But Orion is heavily pushing a new book by another of its stellar American names, Robert Crais. Is there a reason for this extra level of attention given to a writer whose standing is already asssured? The Sentry pushes many of the buttons that Crais admirers will expect, but is subtly different from earlier work, although perhaps "subtly" is not le mot juste here.

Crais burst on the crime scene over two decades ago with his Elvis Cole novels, producing the modern heir apparent to the classic hard-bitten private eye. Then he began enriching his work, delivering multi-layered visions of the darker side of American society, notably in the ambitious L.A. Requiem.

In The Sentry, the central character is not the sardonic Cole but his taciturn partner, Joe Pike. The tone here is jet black, the action unrelenting, with fortissimo levels of violence. On a recent visit, Crais playfully asked: "Do you think I go over to the dark side with this book?" It doesn't take many pages to come up with an answer.

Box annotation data
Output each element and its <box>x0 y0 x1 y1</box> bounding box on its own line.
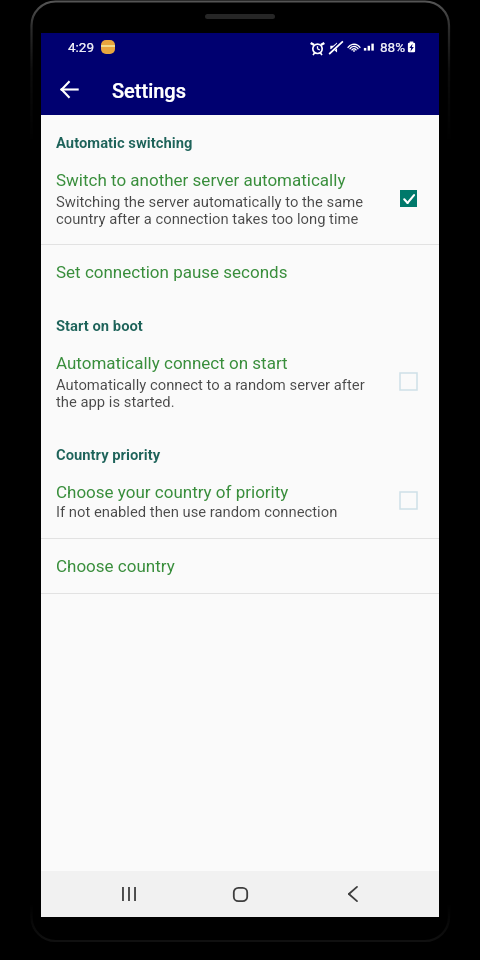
staticText: If not enabled then use random connectio… <box>56 503 338 520</box>
button[interactable]: Home <box>218 872 262 916</box>
staticText: Automatically connect to a random server… <box>56 376 365 411</box>
staticText: Switch to another server automatically <box>56 170 346 190</box>
button[interactable]: Back <box>50 70 88 108</box>
staticText: Country priority <box>56 446 161 463</box>
staticText: Choose your country of priority <box>56 482 289 502</box>
staticText: Start on boot <box>56 317 143 334</box>
button[interactable]: Toggle <box>388 361 428 401</box>
button[interactable]: Toggle <box>388 178 428 218</box>
staticText: Switching the server automatically to th… <box>56 193 364 228</box>
button[interactable]: Back <box>330 872 374 916</box>
button[interactable]: Recent apps <box>107 872 151 916</box>
button[interactable]: Toggle <box>388 480 428 520</box>
staticText: 4:29 <box>68 39 95 55</box>
staticText: Set connection pause seconds <box>56 262 288 282</box>
staticText: Automatically connect on start <box>56 353 288 373</box>
staticText: Automatic switching <box>56 134 193 151</box>
staticText: Choose country <box>56 556 175 576</box>
staticText: Settings <box>112 79 187 102</box>
staticText: 88% <box>380 39 406 55</box>
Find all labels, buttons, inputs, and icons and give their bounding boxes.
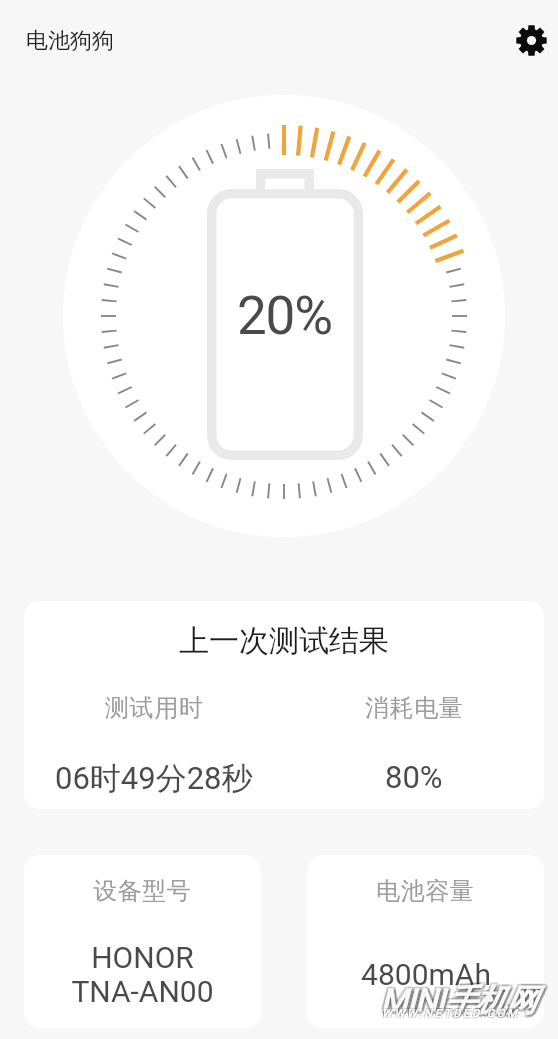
staticText: 消耗电量 (365, 693, 464, 723)
staticText: WWW.NETDED.COM (381, 1006, 519, 1019)
staticText: 设备型号 (93, 876, 192, 906)
staticText: MINI手机网 (383, 979, 538, 1018)
staticText: 20% (237, 285, 332, 347)
staticText: 上一次测试结果 (24, 622, 544, 660)
staticText: MINI手机网 (381, 981, 536, 1020)
button[interactable]: Settings (506, 14, 556, 64)
staticText: 80% (385, 759, 443, 795)
staticText: 测试用时 (105, 693, 204, 723)
staticText: 06时49分28秒 (55, 759, 253, 798)
staticText: MINI手机网 (384, 981, 539, 1020)
button[interactable]: 上一次测试结果 (24, 601, 544, 809)
staticText: MINI手机网 (379, 983, 534, 1022)
staticText: WWW.NETDED.COM (382, 1007, 520, 1020)
staticText: 4800mAh (361, 957, 491, 992)
staticText: WWW.NETDED.COM (383, 1006, 521, 1019)
button[interactable]: 电池狗狗 (13, 15, 127, 63)
staticText: HONOR TNA-AN00 (71, 940, 214, 1009)
button[interactable]: 电池容量 (307, 855, 544, 1028)
staticText: MINI手机网 (379, 979, 534, 1018)
button[interactable]: 设备型号 (24, 855, 261, 1028)
staticText: MINI手机网 (383, 983, 538, 1022)
staticText: MINI手机网 (381, 984, 536, 1023)
staticText: WWW.NETDED.COM (381, 1008, 519, 1021)
staticText: WWW.NETDED.COM (383, 1008, 521, 1021)
staticText: 电池容量 (376, 876, 475, 906)
staticText: 电池狗狗 (26, 27, 114, 55)
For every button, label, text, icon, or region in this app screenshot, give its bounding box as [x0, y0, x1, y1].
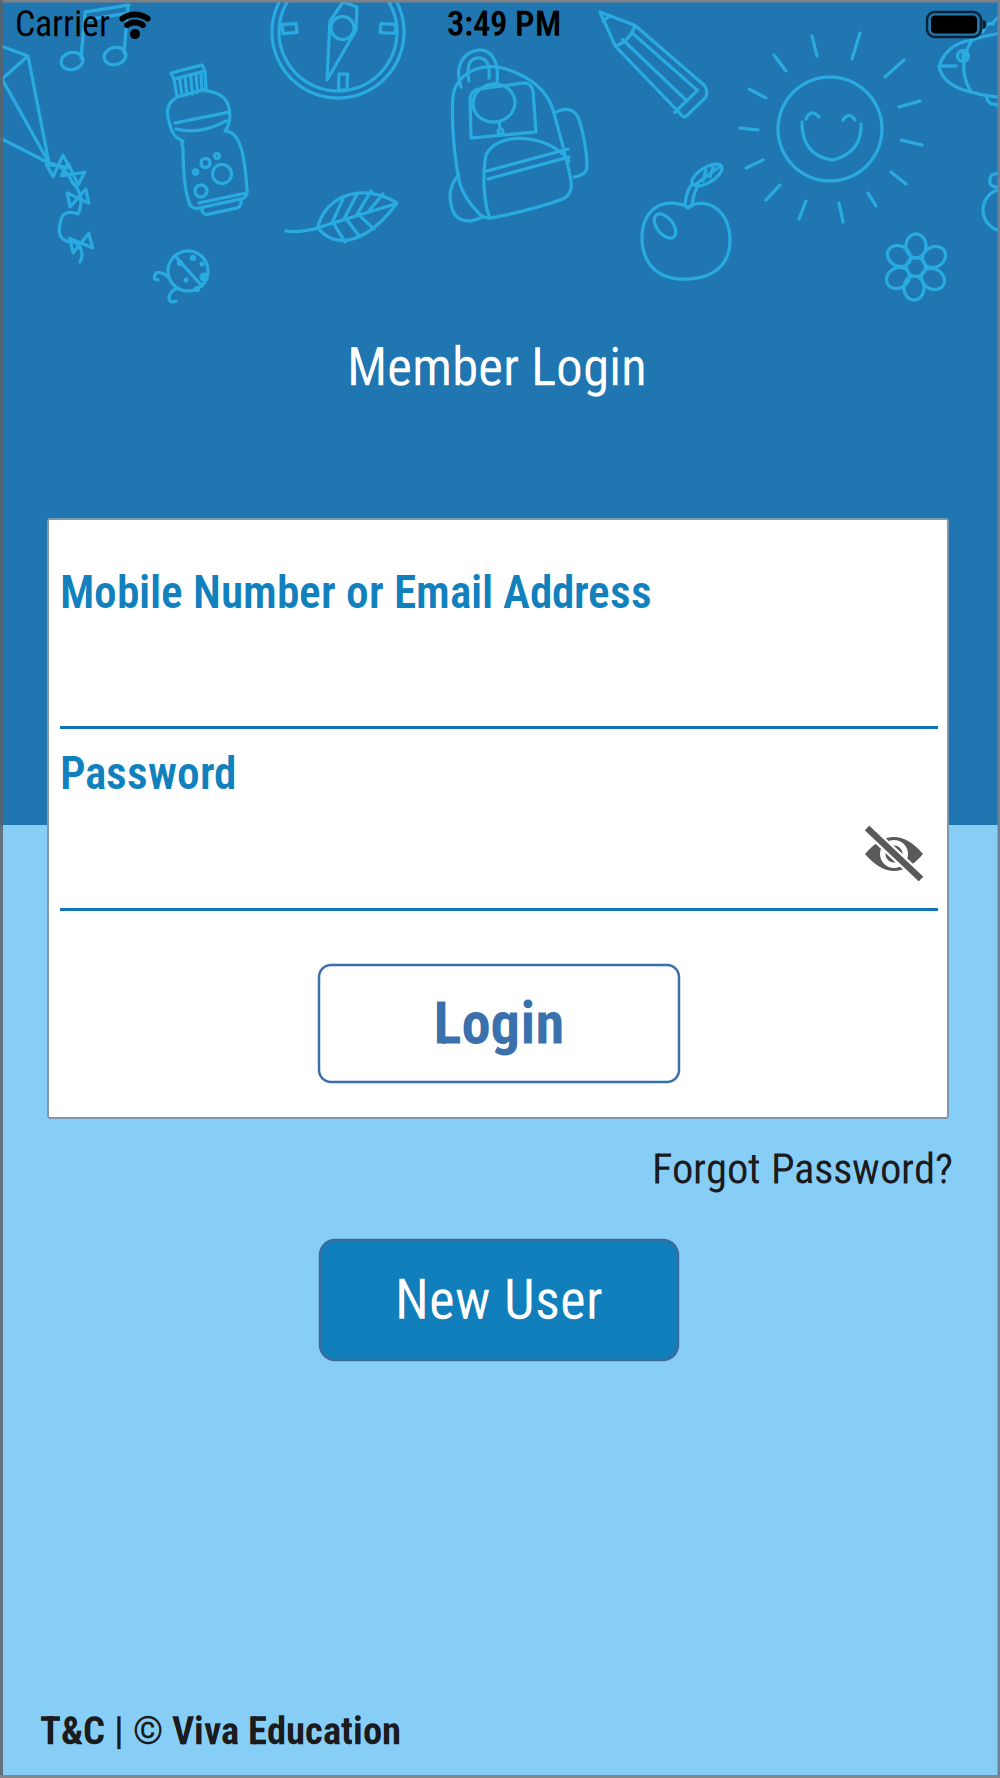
staticText: T&C | © Viva Education	[40, 1708, 401, 1754]
button[interactable]: Login	[319, 965, 679, 1082]
staticText: New User	[395, 1268, 603, 1332]
button[interactable]: Mobile Number or Email Address	[60, 559, 938, 729]
staticText: Password	[60, 747, 236, 800]
staticText: Mobile Number or Email Address	[60, 566, 652, 619]
button[interactable]: T&C | © Viva Education	[40, 1708, 960, 1754]
staticText: Forgot Password?	[652, 1144, 953, 1194]
staticText: Login	[434, 989, 564, 1058]
staticText: Member Login	[347, 336, 647, 398]
button[interactable]	[862, 827, 926, 883]
staticText: Carrier	[15, 3, 110, 45]
button[interactable]: Forgot Password?	[53, 1144, 953, 1194]
staticText: 3:49 PM	[447, 4, 561, 44]
button[interactable]: Password	[60, 731, 938, 911]
button[interactable]: New User	[320, 1240, 678, 1360]
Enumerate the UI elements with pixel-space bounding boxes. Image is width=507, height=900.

• **TASKS FOR THIS EXERCISE**:
A: Quote the review of The Sentry starting with "Crais burst on" and going on through "ambitious L.A. Requiem.".
B: Translate this sentence from the review of The Sentry into Spanish: "In The Sentry, the central character is not the sardonic Cole but his taciturn partner, Joe Pike."
C: Proceed with the review of The Sentry, writing on from its final sentence.
These records come from a separate source.

• **ANSWERS TO THE TASKS**:
A:
Crais burst on the crime scene over two decades ago with his Elvis Cole novels, producing the modern heir apparent to the classic hard-bitten private eye. Then he began enriching his work, delivering multi-layered visions of the darker side of American society, notably in the ambitious L.A. Requiem.

B: En The Sentry, el personaje central no es el sardónico Cole, sino su taciturno compañero, Joe Pike.

C:
Driving through Venice, California, Joe Pike saves a sandwich-shop owner from a savage beating. His intervention is followed by an encounter with the owner's niece, the alluring Dru Rayne, who draws Pike into the carnage of a gangland battle. Tooled up with his usual lethal accoutrements, the ex-cop is soon taking on the Mexican mafia, vicious Bolivian drug dealers, even interference from the LAPD and the FBI. Needless to say, in the middle of this maelstrom there is one man he can rely on – his friend and partner Elvis Cole. The almost non-stop action reaches a bloody climax on a ridge overlooking the San Fernando Valley.

There are two ways to look at The Sentry. One might regret the stripping-out of the layers of complexity of Crais' superb mid-period books. Or one might simply fasten a metaphorical seatbelt for a wild ride that allows few pauses for breath. Whichever view you take, there is one ineluctable fact: Robert Crais – and Joe Pike – will have you by the throat.